Task instructions: Write out all of the entries exactly, please.

Available records:
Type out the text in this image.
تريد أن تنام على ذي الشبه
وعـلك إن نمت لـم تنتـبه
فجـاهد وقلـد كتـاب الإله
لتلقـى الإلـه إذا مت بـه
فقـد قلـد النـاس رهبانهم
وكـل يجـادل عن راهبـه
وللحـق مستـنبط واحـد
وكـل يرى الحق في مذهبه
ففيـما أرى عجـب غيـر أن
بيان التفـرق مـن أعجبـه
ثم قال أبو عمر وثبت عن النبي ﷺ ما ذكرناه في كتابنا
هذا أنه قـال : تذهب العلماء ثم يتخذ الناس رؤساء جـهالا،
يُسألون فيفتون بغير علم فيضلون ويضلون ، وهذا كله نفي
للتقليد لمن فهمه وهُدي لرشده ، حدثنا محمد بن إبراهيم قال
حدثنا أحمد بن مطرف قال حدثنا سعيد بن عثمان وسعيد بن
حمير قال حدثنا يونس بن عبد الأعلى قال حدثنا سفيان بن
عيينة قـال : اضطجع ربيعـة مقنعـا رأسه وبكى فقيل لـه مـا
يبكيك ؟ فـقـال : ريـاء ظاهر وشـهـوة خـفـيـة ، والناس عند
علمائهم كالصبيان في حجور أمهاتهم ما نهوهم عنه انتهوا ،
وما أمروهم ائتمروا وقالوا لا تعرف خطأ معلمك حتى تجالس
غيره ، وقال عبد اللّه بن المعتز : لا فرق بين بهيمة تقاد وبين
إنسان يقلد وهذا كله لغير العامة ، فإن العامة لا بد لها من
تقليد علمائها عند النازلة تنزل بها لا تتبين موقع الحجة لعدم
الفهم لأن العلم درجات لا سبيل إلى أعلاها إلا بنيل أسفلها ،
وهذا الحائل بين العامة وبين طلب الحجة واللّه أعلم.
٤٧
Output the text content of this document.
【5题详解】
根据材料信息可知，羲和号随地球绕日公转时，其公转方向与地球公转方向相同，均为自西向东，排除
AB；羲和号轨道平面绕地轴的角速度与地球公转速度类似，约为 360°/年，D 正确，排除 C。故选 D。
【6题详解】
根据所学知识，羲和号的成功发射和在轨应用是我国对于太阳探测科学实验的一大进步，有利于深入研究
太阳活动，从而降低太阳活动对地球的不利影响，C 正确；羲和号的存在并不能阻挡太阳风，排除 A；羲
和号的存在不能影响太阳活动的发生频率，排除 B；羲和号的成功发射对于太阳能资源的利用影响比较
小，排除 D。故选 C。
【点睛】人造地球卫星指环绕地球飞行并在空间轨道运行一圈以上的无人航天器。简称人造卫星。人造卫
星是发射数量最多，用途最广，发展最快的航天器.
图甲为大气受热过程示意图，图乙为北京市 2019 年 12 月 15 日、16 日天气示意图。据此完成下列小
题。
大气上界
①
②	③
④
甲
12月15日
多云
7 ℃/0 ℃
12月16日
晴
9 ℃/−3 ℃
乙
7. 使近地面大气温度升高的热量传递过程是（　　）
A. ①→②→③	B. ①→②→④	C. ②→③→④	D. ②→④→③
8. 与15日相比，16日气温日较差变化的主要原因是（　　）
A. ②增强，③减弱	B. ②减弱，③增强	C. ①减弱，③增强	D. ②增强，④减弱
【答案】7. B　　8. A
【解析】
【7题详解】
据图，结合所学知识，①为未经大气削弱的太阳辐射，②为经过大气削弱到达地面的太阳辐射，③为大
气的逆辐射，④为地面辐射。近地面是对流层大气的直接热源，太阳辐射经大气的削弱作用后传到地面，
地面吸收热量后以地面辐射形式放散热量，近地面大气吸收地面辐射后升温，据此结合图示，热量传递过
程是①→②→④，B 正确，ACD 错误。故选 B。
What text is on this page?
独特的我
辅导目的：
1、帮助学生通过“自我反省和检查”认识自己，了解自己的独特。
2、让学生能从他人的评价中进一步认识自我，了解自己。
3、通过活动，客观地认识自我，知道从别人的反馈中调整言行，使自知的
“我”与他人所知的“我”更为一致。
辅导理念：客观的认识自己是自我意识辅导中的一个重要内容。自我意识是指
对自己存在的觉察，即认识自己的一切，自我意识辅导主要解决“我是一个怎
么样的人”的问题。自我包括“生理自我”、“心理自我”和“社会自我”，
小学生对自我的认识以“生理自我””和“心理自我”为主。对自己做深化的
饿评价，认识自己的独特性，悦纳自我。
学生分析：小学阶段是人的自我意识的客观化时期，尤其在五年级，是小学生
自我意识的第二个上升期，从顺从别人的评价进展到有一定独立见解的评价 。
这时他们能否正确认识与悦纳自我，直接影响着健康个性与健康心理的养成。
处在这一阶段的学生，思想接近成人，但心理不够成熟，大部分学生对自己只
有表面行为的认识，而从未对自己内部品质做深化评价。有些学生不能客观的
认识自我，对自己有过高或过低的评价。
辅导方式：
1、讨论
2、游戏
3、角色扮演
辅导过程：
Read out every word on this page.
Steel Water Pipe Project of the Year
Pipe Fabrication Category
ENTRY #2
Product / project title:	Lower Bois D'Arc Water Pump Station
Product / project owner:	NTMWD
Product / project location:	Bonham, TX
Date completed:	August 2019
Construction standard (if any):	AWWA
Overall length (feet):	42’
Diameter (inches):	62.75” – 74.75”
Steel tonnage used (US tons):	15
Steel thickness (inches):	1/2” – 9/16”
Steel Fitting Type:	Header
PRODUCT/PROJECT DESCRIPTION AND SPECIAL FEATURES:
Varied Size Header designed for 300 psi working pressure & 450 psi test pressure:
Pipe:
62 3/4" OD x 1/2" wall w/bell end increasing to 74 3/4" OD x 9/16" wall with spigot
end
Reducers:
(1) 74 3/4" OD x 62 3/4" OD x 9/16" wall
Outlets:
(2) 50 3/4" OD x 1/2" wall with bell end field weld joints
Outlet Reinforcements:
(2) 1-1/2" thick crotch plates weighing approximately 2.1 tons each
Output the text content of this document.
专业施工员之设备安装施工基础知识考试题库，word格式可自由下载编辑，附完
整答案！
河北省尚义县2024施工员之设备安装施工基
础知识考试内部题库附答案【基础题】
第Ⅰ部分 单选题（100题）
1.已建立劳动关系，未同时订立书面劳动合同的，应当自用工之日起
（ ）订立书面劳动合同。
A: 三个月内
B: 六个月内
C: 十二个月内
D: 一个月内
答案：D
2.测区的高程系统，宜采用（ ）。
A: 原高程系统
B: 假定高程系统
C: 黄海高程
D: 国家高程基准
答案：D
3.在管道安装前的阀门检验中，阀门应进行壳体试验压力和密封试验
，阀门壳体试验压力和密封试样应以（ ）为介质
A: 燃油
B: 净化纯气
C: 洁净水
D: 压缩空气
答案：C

Answer to this exercise:
Type out the text in this image.
تريد أن تنام على ذي الشبه
وعـلك إن نمت لـم تنتـبه
فجـاهد وقلـد كتـاب الإله
لتلقـى الإلـه إذا مت بـه
فقـد قلـد النـاس رهبانهم
وكـل يجـادل عن راهبـه
وللحـق مستـنبط واحـد
وكـل يرى الحق في مذهبه
ففيـما أرى عجـب غيـر أن
بيان التفـرق مـن أعجبـه
ثم قال أبو عمر وثبت عن النبي ﷺ ما ذكرناه في كتابنا
هذا أنه قـال : تذهب العلماء ثم يتخذ الناس رؤساء جـهالا،
يُسألون فيفتون بغير علم فيضلون ويضلون ، وهذا كله نفي
للتقليد لمن فهمه وهُدي لرشده ، حدثنا محمد بن إبراهيم قال
حدثنا أحمد بن مطرف قال حدثنا سعيد بن عثمان وسعيد بن
حمير قال حدثنا يونس بن عبد الأعلى قال حدثنا سفيان بن
عيينة قـال : اضطجع ربيعـة مقنعـا رأسه وبكى فقيل لـه مـا
يبكيك ؟ فـقـال : ريـاء ظاهر وشـهـوة خـفـيـة ، والناس عند
علمائهم كالصبيان في حجور أمهاتهم ما نهوهم عنه انتهوا ،
وما أمروهم ائتمروا وقالوا لا تعرف خطأ معلمك حتى تجالس
غيره ، وقال عبد اللّه بن المعتز : لا فرق بين بهيمة تقاد وبين
إنسان يقلد وهذا كله لغير العامة ، فإن العامة لا بد لها من
تقليد علمائها عند النازلة تنزل بها لا تتبين موقع الحجة لعدم
الفهم لأن العلم درجات لا سبيل إلى أعلاها إلا بنيل أسفلها ،
وهذا الحائل بين العامة وبين طلب الحجة واللّه أعلم.
٤٧
Output the text content of this document.
【5题详解】
根据材料信息可知，羲和号随地球绕日公转时，其公转方向与地球公转方向相同，均为自西向东，排除
AB；羲和号轨道平面绕地轴的角速度与地球公转速度类似，约为 360°/年，D 正确，排除 C。故选 D。
【6题详解】
根据所学知识，羲和号的成功发射和在轨应用是我国对于太阳探测科学实验的一大进步，有利于深入研究
太阳活动，从而降低太阳活动对地球的不利影响，C 正确；羲和号的存在并不能阻挡太阳风，排除 A；羲
和号的存在不能影响太阳活动的发生频率，排除 B；羲和号的成功发射对于太阳能资源的利用影响比较
小，排除 D。故选 C。
【点睛】人造地球卫星指环绕地球飞行并在空间轨道运行一圈以上的无人航天器。简称人造卫星。人造卫
星是发射数量最多，用途最广，发展最快的航天器.
图甲为大气受热过程示意图，图乙为北京市 2019 年 12 月 15 日、16 日天气示意图。据此完成下列小
题。
大气上界
①
②	③
④
甲
12月15日
多云
7 ℃/0 ℃
12月16日
晴
9 ℃/−3 ℃
乙
7. 使近地面大气温度升高的热量传递过程是（　　）
A. ①→②→③	B. ①→②→④	C. ②→③→④	D. ②→④→③
8. 与15日相比，16日气温日较差变化的主要原因是（　　）
A. ②增强，③减弱	B. ②减弱，③增强	C. ①减弱，③增强	D. ②增强，④减弱
【答案】7. B　　8. A
【解析】
【7题详解】
据图，结合所学知识，①为未经大气削弱的太阳辐射，②为经过大气削弱到达地面的太阳辐射，③为大
气的逆辐射，④为地面辐射。近地面是对流层大气的直接热源，太阳辐射经大气的削弱作用后传到地面，
地面吸收热量后以地面辐射形式放散热量，近地面大气吸收地面辐射后升温，据此结合图示，热量传递过
程是①→②→④，B 正确，ACD 错误。故选 B。
What text is on this page?
独特的我
辅导目的：
1、帮助学生通过“自我反省和检查”认识自己，了解自己的独特。
2、让学生能从他人的评价中进一步认识自我，了解自己。
3、通过活动，客观地认识自我，知道从别人的反馈中调整言行，使自知的
“我”与他人所知的“我”更为一致。
辅导理念：客观的认识自己是自我意识辅导中的一个重要内容。自我意识是指
对自己存在的觉察，即认识自己的一切，自我意识辅导主要解决“我是一个怎
么样的人”的问题。自我包括“生理自我”、“心理自我”和“社会自我”，
小学生对自我的认识以“生理自我””和“心理自我”为主。对自己做深化的
饿评价，认识自己的独特性，悦纳自我。
学生分析：小学阶段是人的自我意识的客观化时期，尤其在五年级，是小学生
自我意识的第二个上升期，从顺从别人的评价进展到有一定独立见解的评价 。
这时他们能否正确认识与悦纳自我，直接影响着健康个性与健康心理的养成。
处在这一阶段的学生，思想接近成人，但心理不够成熟，大部分学生对自己只
有表面行为的认识，而从未对自己内部品质做深化评价。有些学生不能客观的
认识自我，对自己有过高或过低的评价。
辅导方式：
1、讨论
2、游戏
3、角色扮演
辅导过程：
Read out every word on this page.
Steel Water Pipe Project of the Year
Pipe Fabrication Category
ENTRY #2
Product / project title:	Lower Bois D'Arc Water Pump Station
Product / project owner:	NTMWD
Product / project location:	Bonham, TX
Date completed:	August 2019
Construction standard (if any):	AWWA
Overall length (feet):	42’
Diameter (inches):	62.75” – 74.75”
Steel tonnage used (US tons):	15
Steel thickness (inches):	1/2” – 9/16”
Steel Fitting Type:	Header
PRODUCT/PROJECT DESCRIPTION AND SPECIAL FEATURES:
Varied Size Header designed for 300 psi working pressure & 450 psi test pressure:
Pipe:
62 3/4" OD x 1/2" wall w/bell end increasing to 74 3/4" OD x 9/16" wall with spigot
end
Reducers:
(1) 74 3/4" OD x 62 3/4" OD x 9/16" wall
Outlets:
(2) 50 3/4" OD x 1/2" wall with bell end field weld joints
Outlet Reinforcements:
(2) 1-1/2" thick crotch plates weighing approximately 2.1 tons each
Output the text content of this document.
专业施工员之设备安装施工基础知识考试题库，word格式可自由下载编辑，附完
整答案！
河北省尚义县2024施工员之设备安装施工基
础知识考试内部题库附答案【基础题】
第Ⅰ部分 单选题（100题）
1.已建立劳动关系，未同时订立书面劳动合同的，应当自用工之日起
（ ）订立书面劳动合同。
A: 三个月内
B: 六个月内
C: 十二个月内
D: 一个月内
答案：D
2.测区的高程系统，宜采用（ ）。
A: 原高程系统
B: 假定高程系统
C: 黄海高程
D: 国家高程基准
答案：D
3.在管道安装前的阀门检验中，阀门应进行壳体试验压力和密封试验
，阀门壳体试验压力和密封试样应以（ ）为介质
A: 燃油
B: 净化纯气
C: 洁净水
D: 压缩空气
答案：C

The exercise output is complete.